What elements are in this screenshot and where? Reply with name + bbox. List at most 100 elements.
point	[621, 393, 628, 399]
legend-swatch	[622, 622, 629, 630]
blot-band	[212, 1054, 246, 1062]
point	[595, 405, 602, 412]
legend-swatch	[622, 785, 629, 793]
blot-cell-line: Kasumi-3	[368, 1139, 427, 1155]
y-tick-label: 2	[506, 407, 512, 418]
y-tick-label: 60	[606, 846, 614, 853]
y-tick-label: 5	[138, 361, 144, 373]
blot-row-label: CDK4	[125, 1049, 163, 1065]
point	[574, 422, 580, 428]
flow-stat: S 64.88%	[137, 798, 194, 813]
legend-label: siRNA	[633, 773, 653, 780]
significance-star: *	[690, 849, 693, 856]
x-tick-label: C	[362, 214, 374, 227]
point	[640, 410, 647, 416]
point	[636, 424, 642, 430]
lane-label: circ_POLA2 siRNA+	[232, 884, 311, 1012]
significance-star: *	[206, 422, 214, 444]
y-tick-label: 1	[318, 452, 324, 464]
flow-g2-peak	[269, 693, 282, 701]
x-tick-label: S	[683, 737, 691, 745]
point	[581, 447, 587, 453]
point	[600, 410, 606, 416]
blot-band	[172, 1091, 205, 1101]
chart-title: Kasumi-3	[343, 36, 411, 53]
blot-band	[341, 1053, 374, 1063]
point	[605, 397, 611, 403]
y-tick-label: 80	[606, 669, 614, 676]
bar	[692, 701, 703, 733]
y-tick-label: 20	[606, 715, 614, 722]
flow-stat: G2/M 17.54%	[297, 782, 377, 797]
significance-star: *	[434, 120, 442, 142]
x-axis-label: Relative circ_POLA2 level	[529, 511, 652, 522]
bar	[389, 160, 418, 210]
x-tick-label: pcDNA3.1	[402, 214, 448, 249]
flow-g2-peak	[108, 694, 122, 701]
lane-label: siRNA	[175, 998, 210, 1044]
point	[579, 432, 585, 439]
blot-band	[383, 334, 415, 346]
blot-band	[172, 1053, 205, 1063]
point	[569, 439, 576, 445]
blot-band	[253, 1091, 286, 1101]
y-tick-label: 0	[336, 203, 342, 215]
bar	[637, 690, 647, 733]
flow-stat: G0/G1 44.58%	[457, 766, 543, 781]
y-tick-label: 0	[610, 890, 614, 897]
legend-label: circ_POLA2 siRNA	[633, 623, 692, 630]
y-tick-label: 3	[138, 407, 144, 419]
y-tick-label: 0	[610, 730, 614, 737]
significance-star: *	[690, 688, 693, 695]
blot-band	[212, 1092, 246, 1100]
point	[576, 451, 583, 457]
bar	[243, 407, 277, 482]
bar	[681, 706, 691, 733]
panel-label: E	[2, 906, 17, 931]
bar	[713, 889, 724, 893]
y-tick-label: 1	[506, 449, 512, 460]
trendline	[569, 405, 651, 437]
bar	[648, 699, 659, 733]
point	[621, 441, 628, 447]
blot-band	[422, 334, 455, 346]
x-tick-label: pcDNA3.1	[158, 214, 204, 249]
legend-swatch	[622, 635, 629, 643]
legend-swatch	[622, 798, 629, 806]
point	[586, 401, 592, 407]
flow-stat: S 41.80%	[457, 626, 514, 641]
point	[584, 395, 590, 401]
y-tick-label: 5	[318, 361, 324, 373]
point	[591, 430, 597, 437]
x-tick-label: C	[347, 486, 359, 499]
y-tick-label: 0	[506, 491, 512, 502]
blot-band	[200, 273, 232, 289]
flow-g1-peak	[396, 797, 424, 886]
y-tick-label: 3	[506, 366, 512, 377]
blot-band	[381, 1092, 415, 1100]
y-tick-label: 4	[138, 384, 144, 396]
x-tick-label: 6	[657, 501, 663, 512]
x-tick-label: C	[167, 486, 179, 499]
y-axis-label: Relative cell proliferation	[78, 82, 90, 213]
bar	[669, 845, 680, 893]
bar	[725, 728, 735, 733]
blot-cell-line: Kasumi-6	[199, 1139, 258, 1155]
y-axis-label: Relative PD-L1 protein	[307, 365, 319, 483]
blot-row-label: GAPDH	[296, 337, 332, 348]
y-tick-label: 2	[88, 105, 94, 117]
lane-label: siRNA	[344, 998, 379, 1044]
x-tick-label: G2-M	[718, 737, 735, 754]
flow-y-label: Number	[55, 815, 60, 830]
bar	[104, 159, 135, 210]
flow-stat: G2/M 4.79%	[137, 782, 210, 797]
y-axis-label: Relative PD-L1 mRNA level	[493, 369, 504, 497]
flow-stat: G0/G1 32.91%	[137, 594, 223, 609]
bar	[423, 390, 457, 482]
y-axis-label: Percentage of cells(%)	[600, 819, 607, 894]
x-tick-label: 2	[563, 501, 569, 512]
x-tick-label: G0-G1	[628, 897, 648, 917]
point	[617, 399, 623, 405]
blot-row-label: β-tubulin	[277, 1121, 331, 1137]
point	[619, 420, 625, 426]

- - - -

▶ **WHAT YOU WILL DO**:
When you write out the listing, keep every line exactly as it is above.

▶ **RESULT OF THE EXERCISE**:
What elements are in this screenshot and where? Reply with name + bbox. List at most 100 elements.
point	[621, 393, 628, 399]
legend-swatch	[622, 622, 629, 630]
blot-band	[212, 1054, 246, 1062]
point	[595, 405, 602, 412]
legend-swatch	[622, 785, 629, 793]
blot-cell-line: Kasumi-3	[368, 1139, 427, 1155]
y-tick-label: 2	[506, 407, 512, 418]
y-tick-label: 60	[606, 846, 614, 853]
y-tick-label: 5	[138, 361, 144, 373]
blot-row-label: CDK4	[125, 1049, 163, 1065]
point	[574, 422, 580, 428]
flow-stat: S 64.88%	[137, 798, 194, 813]
legend-label: siRNA	[633, 773, 653, 780]
significance-star: *	[690, 849, 693, 856]
x-tick-label: C	[362, 214, 374, 227]
point	[640, 410, 647, 416]
point	[636, 424, 642, 430]
lane-label: circ_POLA2 siRNA+	[232, 884, 311, 1012]
significance-star: *	[206, 422, 214, 444]
y-tick-label: 1	[318, 452, 324, 464]
flow-g2-peak	[269, 693, 282, 701]
x-tick-label: S	[683, 737, 691, 745]
point	[581, 447, 587, 453]
point	[600, 410, 606, 416]
blot-band	[172, 1091, 205, 1101]
chart-title: Kasumi-3	[343, 36, 411, 53]
blot-band	[341, 1053, 374, 1063]
point	[605, 397, 611, 403]
y-tick-label: 80	[606, 669, 614, 676]
bar	[692, 701, 703, 733]
y-tick-label: 20	[606, 715, 614, 722]
flow-stat: G2/M 17.54%	[297, 782, 377, 797]
significance-star: *	[434, 120, 442, 142]
x-axis-label: Relative circ_POLA2 level	[529, 511, 652, 522]
bar	[389, 160, 418, 210]
x-tick-label: pcDNA3.1	[402, 214, 448, 249]
flow-g2-peak	[108, 694, 122, 701]
lane-label: siRNA	[175, 998, 210, 1044]
point	[579, 432, 585, 439]
blot-band	[383, 334, 415, 346]
blot-band	[172, 1053, 205, 1063]
point	[569, 439, 576, 445]
blot-band	[253, 1091, 286, 1101]
y-tick-label: 0	[336, 203, 342, 215]
bar	[637, 690, 647, 733]
flow-stat: G0/G1 44.58%	[457, 766, 543, 781]
y-tick-label: 0	[610, 890, 614, 897]
legend-label: circ_POLA2 siRNA	[633, 623, 692, 630]
y-tick-label: 3	[138, 407, 144, 419]
y-tick-label: 0	[610, 730, 614, 737]
significance-star: *	[690, 688, 693, 695]
blot-band	[212, 1092, 246, 1100]
point	[576, 451, 583, 457]
bar	[243, 407, 277, 482]
bar	[681, 706, 691, 733]
panel-label: E	[2, 906, 17, 931]
bar	[713, 889, 724, 893]
y-tick-label: 1	[506, 449, 512, 460]
trendline	[569, 405, 651, 437]
bar	[648, 699, 659, 733]
point	[621, 441, 628, 447]
blot-band	[422, 334, 455, 346]
x-tick-label: pcDNA3.1	[158, 214, 204, 249]
legend-swatch	[622, 635, 629, 643]
legend-swatch	[622, 798, 629, 806]
point	[586, 401, 592, 407]
flow-stat: S 41.80%	[457, 626, 514, 641]
point	[584, 395, 590, 401]
y-tick-label: 5	[318, 361, 324, 373]
point	[591, 430, 597, 437]
x-tick-label: C	[347, 486, 359, 499]
y-tick-label: 0	[506, 491, 512, 502]
blot-band	[200, 273, 232, 289]
flow-g1-peak	[396, 797, 424, 886]
y-tick-label: 3	[506, 366, 512, 377]
blot-band	[381, 1092, 415, 1100]
y-tick-label: 4	[138, 384, 144, 396]
x-tick-label: 6	[657, 501, 663, 512]
x-tick-label: C	[167, 486, 179, 499]
y-axis-label: Relative cell proliferation	[78, 82, 90, 213]
bar	[669, 845, 680, 893]
bar	[725, 728, 735, 733]
blot-cell-line: Kasumi-6	[199, 1139, 258, 1155]
y-axis-label: Relative PD-L1 protein	[307, 365, 319, 483]
blot-row-label: GAPDH	[296, 337, 332, 348]
y-tick-label: 2	[88, 105, 94, 117]
lane-label: siRNA	[344, 998, 379, 1044]
x-tick-label: G2-M	[718, 737, 735, 754]
flow-y-label: Number	[55, 815, 60, 830]
bar	[104, 159, 135, 210]
flow-stat: G2/M 4.79%	[137, 782, 210, 797]
y-axis-label: Relative PD-L1 mRNA level	[493, 369, 504, 497]
flow-stat: G0/G1 32.91%	[137, 594, 223, 609]
bar	[423, 390, 457, 482]
y-axis-label: Percentage of cells(%)	[600, 819, 607, 894]
x-tick-label: 2	[563, 501, 569, 512]
x-tick-label: G0-G1	[628, 897, 648, 917]
point	[617, 399, 623, 405]
blot-row-label: β-tubulin	[277, 1121, 331, 1137]
point	[619, 420, 625, 426]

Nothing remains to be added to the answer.